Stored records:
• • • • • • •
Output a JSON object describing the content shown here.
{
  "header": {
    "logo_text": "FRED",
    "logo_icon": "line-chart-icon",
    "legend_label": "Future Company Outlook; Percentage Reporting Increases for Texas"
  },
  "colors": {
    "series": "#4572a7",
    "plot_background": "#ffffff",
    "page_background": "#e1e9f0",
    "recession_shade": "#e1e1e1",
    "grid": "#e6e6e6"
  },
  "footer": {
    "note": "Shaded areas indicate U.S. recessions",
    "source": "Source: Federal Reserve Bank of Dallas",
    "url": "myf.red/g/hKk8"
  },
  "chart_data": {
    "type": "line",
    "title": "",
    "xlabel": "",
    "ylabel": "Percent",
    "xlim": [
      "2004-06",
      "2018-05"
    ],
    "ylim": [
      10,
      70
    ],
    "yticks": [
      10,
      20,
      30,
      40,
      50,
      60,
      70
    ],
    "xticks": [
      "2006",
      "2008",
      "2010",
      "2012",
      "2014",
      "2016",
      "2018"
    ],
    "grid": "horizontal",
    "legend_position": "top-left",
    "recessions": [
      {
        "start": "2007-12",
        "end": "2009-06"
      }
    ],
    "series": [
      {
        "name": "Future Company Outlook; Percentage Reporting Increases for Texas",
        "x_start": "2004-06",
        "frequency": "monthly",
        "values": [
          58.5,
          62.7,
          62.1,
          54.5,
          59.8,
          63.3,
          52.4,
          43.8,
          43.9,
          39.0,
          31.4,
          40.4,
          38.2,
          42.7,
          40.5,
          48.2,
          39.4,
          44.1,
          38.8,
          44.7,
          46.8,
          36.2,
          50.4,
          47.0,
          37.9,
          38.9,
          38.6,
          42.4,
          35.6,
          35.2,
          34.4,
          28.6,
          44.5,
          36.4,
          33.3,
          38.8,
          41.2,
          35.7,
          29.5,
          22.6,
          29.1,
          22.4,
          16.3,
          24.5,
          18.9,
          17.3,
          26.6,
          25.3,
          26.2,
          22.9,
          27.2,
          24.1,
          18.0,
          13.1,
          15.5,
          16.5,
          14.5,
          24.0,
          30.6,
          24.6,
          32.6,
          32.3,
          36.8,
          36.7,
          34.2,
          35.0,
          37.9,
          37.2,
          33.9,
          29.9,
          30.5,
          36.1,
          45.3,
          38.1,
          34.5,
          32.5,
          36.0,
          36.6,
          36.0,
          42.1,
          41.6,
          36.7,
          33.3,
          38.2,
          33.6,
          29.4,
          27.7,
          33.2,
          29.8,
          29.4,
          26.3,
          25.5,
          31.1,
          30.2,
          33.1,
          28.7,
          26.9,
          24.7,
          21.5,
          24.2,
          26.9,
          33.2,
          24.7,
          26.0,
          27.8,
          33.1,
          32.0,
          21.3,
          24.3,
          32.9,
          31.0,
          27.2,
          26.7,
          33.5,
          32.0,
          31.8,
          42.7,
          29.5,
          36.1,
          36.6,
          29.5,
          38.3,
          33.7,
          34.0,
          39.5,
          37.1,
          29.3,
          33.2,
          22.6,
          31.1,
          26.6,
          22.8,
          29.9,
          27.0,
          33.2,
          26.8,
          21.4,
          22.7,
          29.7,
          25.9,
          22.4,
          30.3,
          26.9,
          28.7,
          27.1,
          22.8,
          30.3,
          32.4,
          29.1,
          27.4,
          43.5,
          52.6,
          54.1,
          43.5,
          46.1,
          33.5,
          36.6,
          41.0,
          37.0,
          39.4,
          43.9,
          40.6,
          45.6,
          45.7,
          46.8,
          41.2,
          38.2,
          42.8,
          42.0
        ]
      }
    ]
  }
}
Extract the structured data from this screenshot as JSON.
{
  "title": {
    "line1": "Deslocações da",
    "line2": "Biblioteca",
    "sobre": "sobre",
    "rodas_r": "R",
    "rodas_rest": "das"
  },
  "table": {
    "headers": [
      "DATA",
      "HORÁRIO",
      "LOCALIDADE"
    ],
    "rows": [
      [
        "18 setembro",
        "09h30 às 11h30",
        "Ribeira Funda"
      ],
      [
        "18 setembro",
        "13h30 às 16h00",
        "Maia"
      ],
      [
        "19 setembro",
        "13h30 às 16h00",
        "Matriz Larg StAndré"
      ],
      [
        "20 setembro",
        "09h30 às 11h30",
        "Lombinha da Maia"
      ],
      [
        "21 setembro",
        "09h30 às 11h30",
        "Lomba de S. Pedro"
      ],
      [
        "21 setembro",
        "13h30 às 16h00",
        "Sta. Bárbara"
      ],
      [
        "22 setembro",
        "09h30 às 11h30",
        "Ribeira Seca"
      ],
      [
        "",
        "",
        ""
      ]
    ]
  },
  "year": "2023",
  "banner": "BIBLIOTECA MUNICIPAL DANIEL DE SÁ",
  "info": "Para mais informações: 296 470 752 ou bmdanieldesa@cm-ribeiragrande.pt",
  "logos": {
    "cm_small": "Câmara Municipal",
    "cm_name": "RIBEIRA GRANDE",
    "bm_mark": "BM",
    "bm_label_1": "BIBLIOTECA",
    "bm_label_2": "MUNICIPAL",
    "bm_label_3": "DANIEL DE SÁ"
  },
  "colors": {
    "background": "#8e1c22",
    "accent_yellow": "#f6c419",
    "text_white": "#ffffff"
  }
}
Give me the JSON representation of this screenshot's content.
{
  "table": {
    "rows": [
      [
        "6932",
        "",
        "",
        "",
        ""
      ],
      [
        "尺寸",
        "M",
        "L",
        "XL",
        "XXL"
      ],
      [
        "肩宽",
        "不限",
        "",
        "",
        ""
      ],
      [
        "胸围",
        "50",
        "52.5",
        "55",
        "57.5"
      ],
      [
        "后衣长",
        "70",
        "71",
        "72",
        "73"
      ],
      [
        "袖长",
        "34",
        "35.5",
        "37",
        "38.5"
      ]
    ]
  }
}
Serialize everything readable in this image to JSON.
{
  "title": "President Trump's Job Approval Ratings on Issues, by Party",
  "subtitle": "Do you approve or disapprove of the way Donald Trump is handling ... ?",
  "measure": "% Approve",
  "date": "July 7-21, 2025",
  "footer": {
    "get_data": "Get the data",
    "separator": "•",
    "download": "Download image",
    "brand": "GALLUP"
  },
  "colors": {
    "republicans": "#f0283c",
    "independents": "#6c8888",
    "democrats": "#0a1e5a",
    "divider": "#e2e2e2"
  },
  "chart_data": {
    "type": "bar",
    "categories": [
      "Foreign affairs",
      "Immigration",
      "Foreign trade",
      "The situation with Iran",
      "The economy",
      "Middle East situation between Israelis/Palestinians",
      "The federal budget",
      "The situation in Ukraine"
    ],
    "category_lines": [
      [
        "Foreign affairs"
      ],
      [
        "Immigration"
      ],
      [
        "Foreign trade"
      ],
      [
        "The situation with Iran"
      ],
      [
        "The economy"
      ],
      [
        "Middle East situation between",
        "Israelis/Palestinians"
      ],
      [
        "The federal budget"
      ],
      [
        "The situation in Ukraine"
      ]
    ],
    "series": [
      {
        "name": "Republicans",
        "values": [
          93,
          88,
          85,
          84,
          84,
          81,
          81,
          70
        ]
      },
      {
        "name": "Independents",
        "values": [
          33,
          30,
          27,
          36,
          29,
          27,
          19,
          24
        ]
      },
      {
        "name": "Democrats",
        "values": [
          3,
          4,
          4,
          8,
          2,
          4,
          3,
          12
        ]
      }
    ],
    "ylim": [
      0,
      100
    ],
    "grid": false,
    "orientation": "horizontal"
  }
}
• • • • • • •
- Task description
Determine how many lines include the word "setembro" and report that number by itself.

- The solution
7